**Your goal**. Select each line where the word "reaction" appears.

**Entries**.
------

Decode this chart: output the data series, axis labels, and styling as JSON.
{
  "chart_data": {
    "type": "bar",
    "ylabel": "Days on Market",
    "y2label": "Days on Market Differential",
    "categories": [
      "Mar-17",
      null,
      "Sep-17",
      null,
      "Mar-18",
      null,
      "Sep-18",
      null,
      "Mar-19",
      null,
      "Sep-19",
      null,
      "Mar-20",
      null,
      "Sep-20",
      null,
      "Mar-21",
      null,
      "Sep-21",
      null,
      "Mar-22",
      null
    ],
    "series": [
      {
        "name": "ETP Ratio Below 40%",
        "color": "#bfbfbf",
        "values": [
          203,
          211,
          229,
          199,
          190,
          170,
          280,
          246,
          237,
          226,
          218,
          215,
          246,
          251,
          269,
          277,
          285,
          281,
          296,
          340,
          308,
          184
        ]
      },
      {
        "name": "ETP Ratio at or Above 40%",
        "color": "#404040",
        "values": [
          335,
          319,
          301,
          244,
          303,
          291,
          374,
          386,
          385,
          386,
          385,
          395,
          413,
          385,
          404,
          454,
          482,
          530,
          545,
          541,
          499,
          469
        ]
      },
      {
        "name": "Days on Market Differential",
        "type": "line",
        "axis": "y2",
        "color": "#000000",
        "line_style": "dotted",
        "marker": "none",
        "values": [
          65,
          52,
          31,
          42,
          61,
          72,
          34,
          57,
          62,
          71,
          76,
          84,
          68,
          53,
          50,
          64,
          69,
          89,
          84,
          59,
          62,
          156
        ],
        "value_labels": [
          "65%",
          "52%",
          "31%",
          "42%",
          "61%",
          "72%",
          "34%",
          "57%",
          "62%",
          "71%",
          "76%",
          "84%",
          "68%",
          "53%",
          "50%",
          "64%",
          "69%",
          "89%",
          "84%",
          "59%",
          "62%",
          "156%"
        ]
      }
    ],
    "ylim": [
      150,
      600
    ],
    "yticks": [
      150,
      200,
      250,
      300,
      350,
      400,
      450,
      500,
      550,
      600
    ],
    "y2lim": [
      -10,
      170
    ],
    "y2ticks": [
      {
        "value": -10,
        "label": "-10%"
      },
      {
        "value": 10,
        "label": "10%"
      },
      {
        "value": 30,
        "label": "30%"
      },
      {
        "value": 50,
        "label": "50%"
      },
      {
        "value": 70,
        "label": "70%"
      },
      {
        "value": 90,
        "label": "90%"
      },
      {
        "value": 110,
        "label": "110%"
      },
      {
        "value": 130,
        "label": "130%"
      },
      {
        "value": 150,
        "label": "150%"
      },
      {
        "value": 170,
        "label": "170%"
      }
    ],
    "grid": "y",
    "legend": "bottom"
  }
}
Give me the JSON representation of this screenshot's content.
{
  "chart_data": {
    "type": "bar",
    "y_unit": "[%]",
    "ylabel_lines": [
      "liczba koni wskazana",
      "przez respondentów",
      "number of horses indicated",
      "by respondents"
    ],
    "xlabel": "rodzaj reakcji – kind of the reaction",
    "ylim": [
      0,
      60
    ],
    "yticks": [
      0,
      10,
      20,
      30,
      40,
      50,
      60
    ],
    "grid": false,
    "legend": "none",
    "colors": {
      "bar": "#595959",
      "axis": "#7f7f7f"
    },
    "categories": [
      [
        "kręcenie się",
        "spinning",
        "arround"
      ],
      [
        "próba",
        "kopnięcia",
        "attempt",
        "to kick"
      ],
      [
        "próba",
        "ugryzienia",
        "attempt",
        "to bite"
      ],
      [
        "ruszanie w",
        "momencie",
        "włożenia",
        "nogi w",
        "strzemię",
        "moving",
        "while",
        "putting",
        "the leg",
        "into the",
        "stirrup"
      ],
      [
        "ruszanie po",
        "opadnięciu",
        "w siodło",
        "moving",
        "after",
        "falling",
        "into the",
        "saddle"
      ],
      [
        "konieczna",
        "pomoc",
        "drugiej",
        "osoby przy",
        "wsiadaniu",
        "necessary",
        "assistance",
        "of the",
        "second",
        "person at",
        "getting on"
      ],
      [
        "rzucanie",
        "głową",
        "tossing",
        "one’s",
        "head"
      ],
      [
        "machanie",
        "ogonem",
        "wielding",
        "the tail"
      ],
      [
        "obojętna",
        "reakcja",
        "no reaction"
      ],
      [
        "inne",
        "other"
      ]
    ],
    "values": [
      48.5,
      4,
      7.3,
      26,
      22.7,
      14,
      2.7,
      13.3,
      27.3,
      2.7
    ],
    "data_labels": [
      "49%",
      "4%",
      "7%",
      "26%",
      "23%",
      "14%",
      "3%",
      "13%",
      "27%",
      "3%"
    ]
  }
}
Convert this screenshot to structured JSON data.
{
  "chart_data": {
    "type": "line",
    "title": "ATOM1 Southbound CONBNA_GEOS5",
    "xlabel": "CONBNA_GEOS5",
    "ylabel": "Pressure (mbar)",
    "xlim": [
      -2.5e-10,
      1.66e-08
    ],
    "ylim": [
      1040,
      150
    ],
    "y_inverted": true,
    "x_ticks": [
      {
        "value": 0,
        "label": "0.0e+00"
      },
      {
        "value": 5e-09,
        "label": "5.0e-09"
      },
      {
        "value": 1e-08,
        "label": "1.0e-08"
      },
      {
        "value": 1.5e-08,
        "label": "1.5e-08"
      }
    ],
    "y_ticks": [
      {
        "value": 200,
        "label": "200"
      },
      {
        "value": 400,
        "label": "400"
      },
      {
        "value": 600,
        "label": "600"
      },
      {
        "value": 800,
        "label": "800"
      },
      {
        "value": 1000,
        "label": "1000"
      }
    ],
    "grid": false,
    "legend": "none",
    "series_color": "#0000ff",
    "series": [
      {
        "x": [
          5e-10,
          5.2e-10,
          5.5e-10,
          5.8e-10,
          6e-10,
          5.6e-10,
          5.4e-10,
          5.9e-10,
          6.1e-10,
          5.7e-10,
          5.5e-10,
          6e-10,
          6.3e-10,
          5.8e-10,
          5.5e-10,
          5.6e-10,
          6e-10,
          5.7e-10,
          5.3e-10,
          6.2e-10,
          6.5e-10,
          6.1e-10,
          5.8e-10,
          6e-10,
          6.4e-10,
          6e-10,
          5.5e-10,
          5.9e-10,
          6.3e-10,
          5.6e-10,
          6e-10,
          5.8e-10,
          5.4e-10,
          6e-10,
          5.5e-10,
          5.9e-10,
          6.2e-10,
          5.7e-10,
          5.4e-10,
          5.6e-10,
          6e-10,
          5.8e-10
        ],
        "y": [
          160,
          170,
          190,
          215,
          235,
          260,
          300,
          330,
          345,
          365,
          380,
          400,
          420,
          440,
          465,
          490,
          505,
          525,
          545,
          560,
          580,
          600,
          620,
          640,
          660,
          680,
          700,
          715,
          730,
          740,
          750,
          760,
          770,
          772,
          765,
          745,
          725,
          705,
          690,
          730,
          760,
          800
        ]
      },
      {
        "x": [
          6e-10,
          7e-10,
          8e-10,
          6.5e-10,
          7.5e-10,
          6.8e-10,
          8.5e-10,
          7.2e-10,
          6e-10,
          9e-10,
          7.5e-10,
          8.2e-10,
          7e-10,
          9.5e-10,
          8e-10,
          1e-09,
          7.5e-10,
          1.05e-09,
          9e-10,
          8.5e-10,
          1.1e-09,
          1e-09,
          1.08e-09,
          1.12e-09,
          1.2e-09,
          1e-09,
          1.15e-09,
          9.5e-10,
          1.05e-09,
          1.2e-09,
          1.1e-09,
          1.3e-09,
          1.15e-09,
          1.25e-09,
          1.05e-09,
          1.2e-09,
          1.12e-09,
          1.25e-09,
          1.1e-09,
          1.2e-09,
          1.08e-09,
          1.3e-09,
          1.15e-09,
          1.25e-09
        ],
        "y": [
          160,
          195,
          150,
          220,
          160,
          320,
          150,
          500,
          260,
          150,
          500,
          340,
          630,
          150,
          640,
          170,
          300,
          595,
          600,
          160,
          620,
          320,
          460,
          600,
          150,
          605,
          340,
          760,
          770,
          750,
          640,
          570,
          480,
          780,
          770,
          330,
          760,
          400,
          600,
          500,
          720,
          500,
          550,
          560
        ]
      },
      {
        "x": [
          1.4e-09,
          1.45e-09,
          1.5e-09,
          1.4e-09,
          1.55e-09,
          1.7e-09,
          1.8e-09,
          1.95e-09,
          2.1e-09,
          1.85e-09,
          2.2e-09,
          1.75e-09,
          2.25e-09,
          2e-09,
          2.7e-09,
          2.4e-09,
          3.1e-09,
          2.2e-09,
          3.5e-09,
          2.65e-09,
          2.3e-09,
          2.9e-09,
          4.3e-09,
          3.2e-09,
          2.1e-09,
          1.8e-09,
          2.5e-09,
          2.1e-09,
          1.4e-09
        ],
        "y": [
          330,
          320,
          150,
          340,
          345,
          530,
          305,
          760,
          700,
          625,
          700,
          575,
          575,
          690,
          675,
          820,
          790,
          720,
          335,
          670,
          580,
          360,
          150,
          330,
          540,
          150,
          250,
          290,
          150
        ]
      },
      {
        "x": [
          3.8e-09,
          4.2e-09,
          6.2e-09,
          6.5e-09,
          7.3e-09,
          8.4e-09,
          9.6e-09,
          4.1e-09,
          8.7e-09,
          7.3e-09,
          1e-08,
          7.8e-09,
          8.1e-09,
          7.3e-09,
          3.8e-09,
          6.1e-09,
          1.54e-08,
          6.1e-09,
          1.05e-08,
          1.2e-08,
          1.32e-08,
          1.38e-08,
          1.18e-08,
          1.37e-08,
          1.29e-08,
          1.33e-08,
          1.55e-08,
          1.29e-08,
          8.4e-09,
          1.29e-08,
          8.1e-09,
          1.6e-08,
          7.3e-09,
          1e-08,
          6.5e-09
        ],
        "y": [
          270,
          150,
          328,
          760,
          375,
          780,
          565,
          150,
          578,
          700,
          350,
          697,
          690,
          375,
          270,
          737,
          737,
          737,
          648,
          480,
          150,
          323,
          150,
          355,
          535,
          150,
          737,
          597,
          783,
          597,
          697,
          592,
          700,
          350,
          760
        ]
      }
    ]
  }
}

------

**Solution to the exercise**.
    "xlabel": "rodzaj reakcji – kind of the reaction",
        "no reaction"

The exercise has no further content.